▶ What the task requires: Each entry below should be echoed exactly, with pictures omitted.

▶ Material supplied:
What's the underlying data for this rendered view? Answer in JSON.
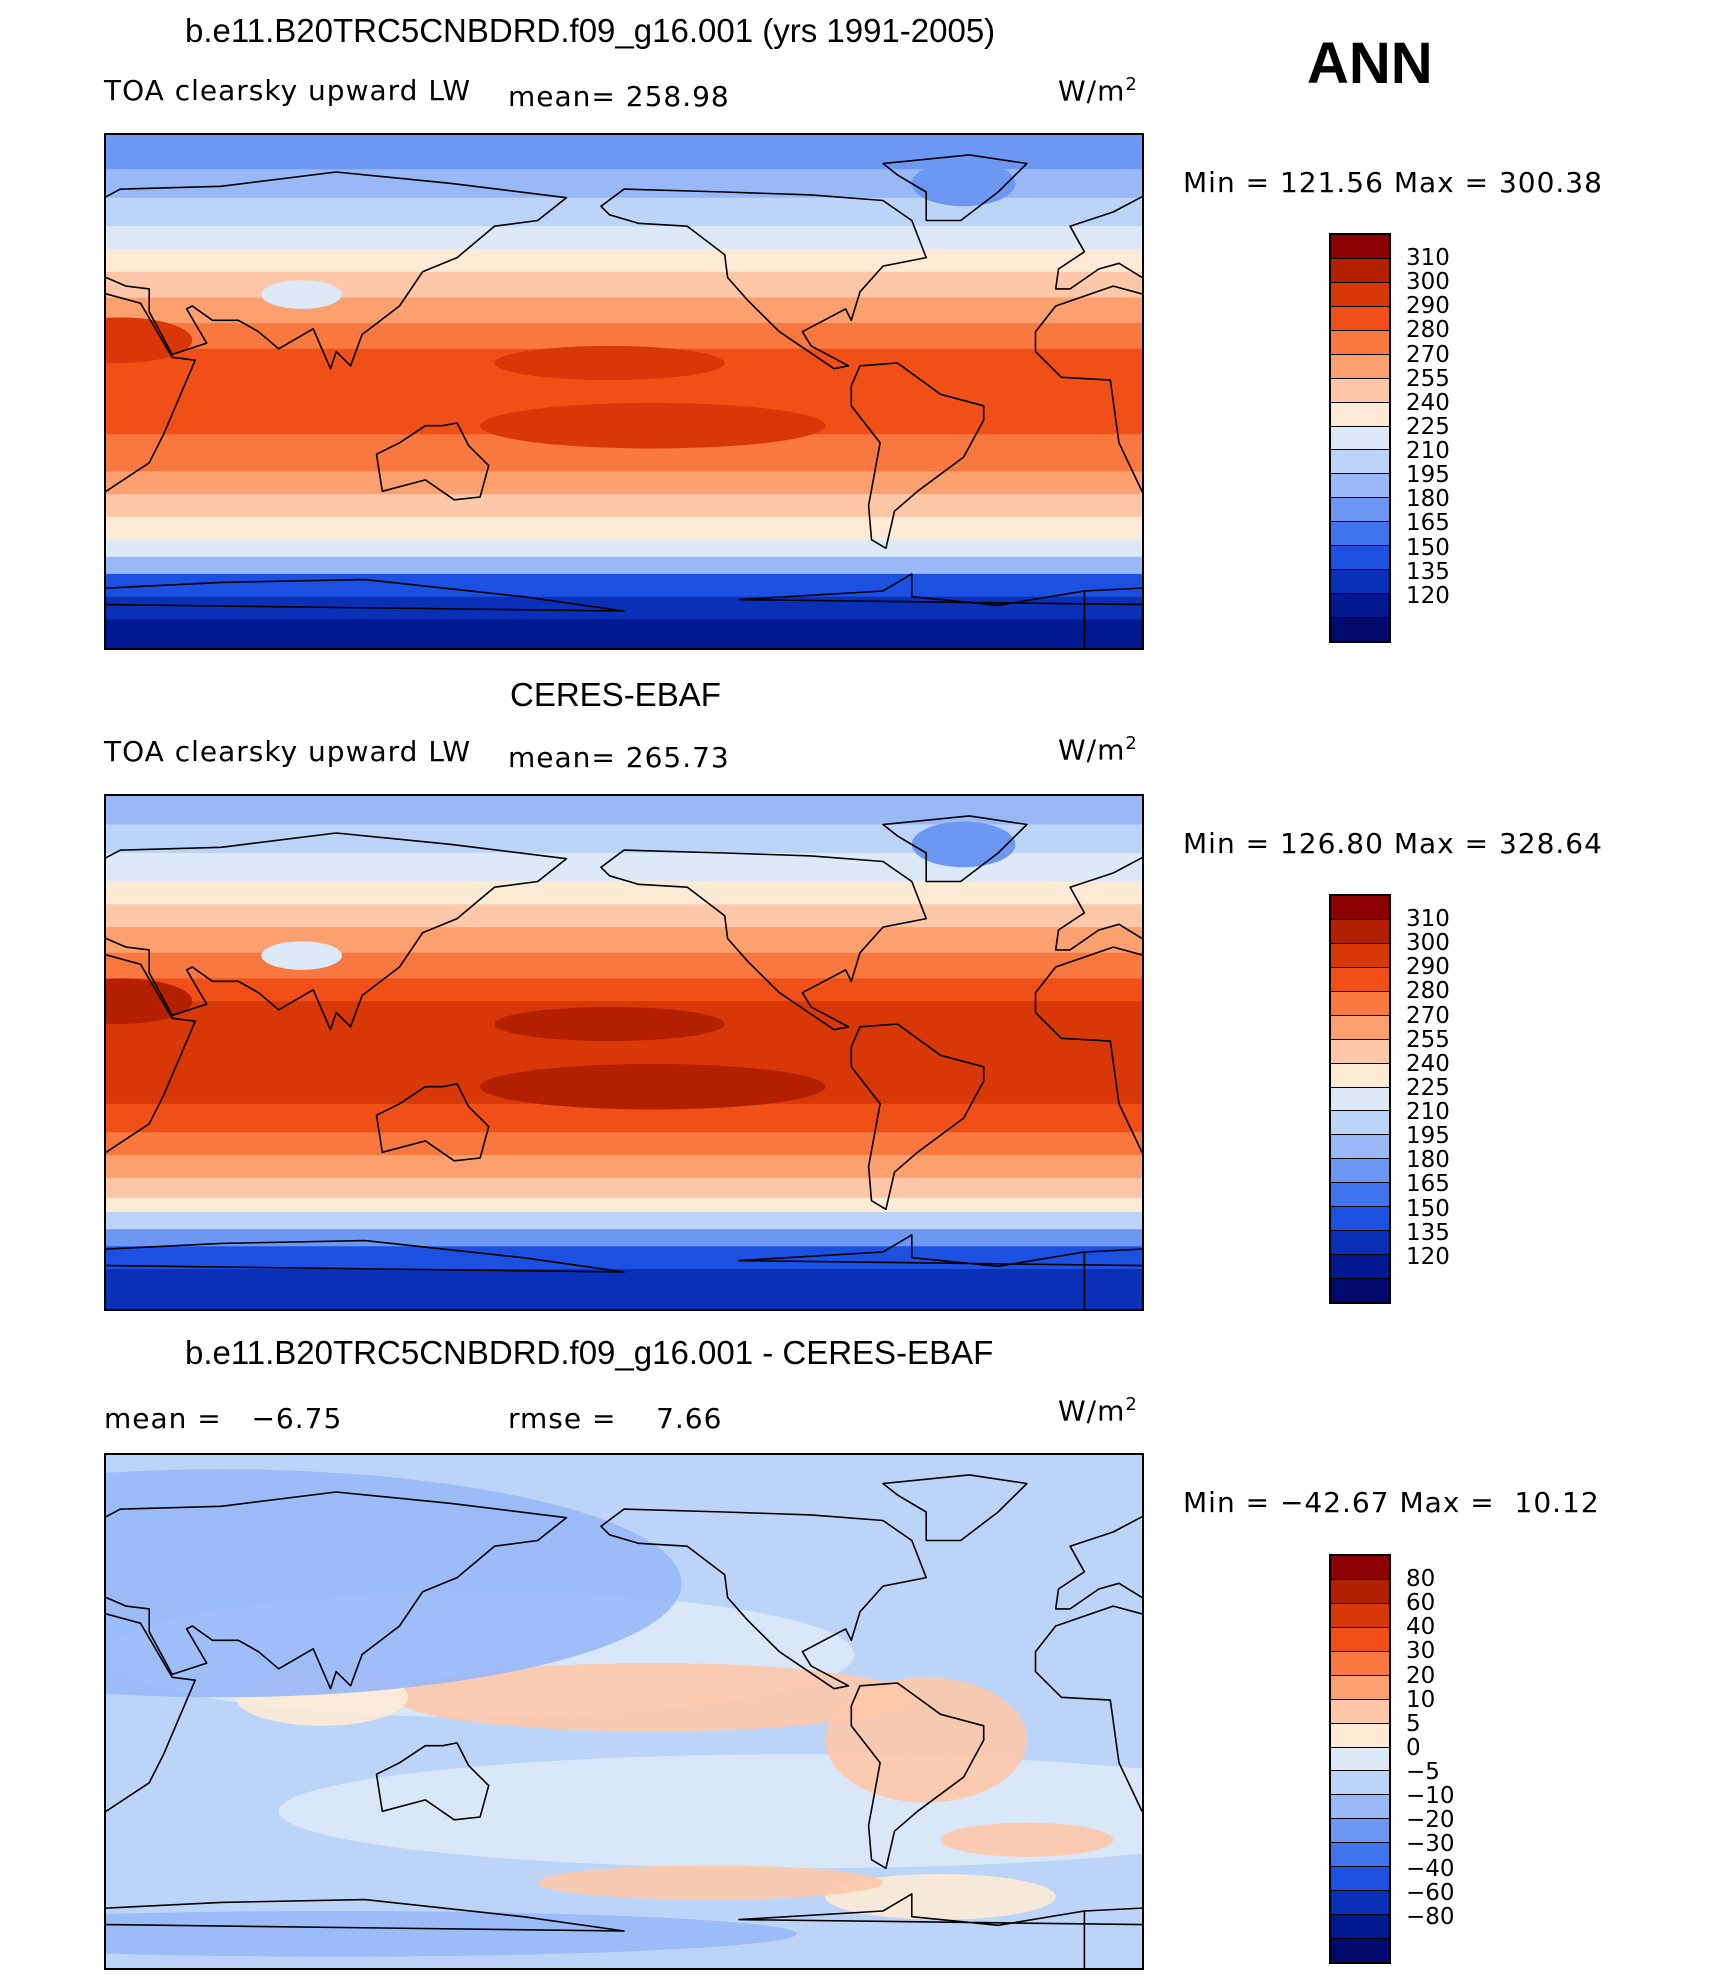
{
  "season": "ANN",
  "panels": [
    {
      "title": "b.e11.B20TRC5CNBDRD.f09_g16.001 (yrs 1991-2005)",
      "left_label": "TOA clearsky upward LW",
      "mid_label": "mean= 258.98",
      "units": "W/m²",
      "minmax": "Min = 121.56 Max = 300.38",
      "scale": "abs",
      "map_variant": "model"
    },
    {
      "title": "CERES-EBAF",
      "left_label": "TOA clearsky upward LW",
      "mid_label": "mean= 265.73",
      "units": "W/m²",
      "minmax": "Min = 126.80 Max = 328.64",
      "scale": "abs",
      "map_variant": "obs"
    },
    {
      "title": "b.e11.B20TRC5CNBDRD.f09_g16.001 - CERES-EBAF",
      "left_label": "mean =   −6.75",
      "mid_label": "rmse =    7.66",
      "units": "W/m²",
      "minmax": "Min = −42.67 Max =  10.12",
      "scale": "diff",
      "map_variant": "diff"
    }
  ],
  "colorbars": {
    "abs": {
      "colors": [
        "#8b0000",
        "#b22000",
        "#d83808",
        "#f05018",
        "#f87840",
        "#fca070",
        "#fec8a8",
        "#fdebd6",
        "#dceaf8",
        "#bcd4f8",
        "#98b8f8",
        "#6c98f4",
        "#3f74ee",
        "#1c50e0",
        "#0a30b8",
        "#001890",
        "#000a6c"
      ],
      "labels": [
        "310",
        "300",
        "290",
        "280",
        "270",
        "255",
        "240",
        "225",
        "210",
        "195",
        "180",
        "165",
        "150",
        "135",
        "120"
      ]
    },
    "diff": {
      "colors": [
        "#8b0000",
        "#b22000",
        "#d83808",
        "#f05018",
        "#f87840",
        "#fca070",
        "#fec8a8",
        "#fdebd6",
        "#dceaf8",
        "#bcd4f8",
        "#98b8f8",
        "#6c98f4",
        "#3f74ee",
        "#1c50e0",
        "#0a30b8",
        "#001890",
        "#000a6c"
      ],
      "labels": [
        "80",
        "60",
        "40",
        "30",
        "20",
        "10",
        "5",
        "0",
        "−5",
        "−10",
        "−20",
        "−30",
        "−40",
        "−60",
        "−80"
      ]
    }
  }
}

▶ Solution:
What's the underlying data for this rendered view? Answer in JSON.
{
  "season": "ANN",
  "panels": [
    {
      "title": "b.e11.B20TRC5CNBDRD.f09_g16.001 (yrs 1991-2005)",
      "left_label": "TOA clearsky upward LW",
      "mid_label": "mean= 258.98",
      "units": "W/m²",
      "minmax": "Min = 121.56 Max = 300.38",
      "scale": "abs",
      "map_variant": "model"
    },
    {
      "title": "CERES-EBAF",
      "left_label": "TOA clearsky upward LW",
      "mid_label": "mean= 265.73",
      "units": "W/m²",
      "minmax": "Min = 126.80 Max = 328.64",
      "scale": "abs",
      "map_variant": "obs"
    },
    {
      "title": "b.e11.B20TRC5CNBDRD.f09_g16.001 - CERES-EBAF",
      "left_label": "mean =   −6.75",
      "mid_label": "rmse =    7.66",
      "units": "W/m²",
      "minmax": "Min = −42.67 Max =  10.12",
      "scale": "diff",
      "map_variant": "diff"
    }
  ],
  "colorbars": {
    "abs": {
      "colors": [
        "#8b0000",
        "#b22000",
        "#d83808",
        "#f05018",
        "#f87840",
        "#fca070",
        "#fec8a8",
        "#fdebd6",
        "#dceaf8",
        "#bcd4f8",
        "#98b8f8",
        "#6c98f4",
        "#3f74ee",
        "#1c50e0",
        "#0a30b8",
        "#001890",
        "#000a6c"
      ],
      "labels": [
        "310",
        "300",
        "290",
        "280",
        "270",
        "255",
        "240",
        "225",
        "210",
        "195",
        "180",
        "165",
        "150",
        "135",
        "120"
      ]
    },
    "diff": {
      "colors": [
        "#8b0000",
        "#b22000",
        "#d83808",
        "#f05018",
        "#f87840",
        "#fca070",
        "#fec8a8",
        "#fdebd6",
        "#dceaf8",
        "#bcd4f8",
        "#98b8f8",
        "#6c98f4",
        "#3f74ee",
        "#1c50e0",
        "#0a30b8",
        "#001890",
        "#000a6c"
      ],
      "labels": [
        "80",
        "60",
        "40",
        "30",
        "20",
        "10",
        "5",
        "0",
        "−5",
        "−10",
        "−20",
        "−30",
        "−40",
        "−60",
        "−80"
      ]
    }
  }
}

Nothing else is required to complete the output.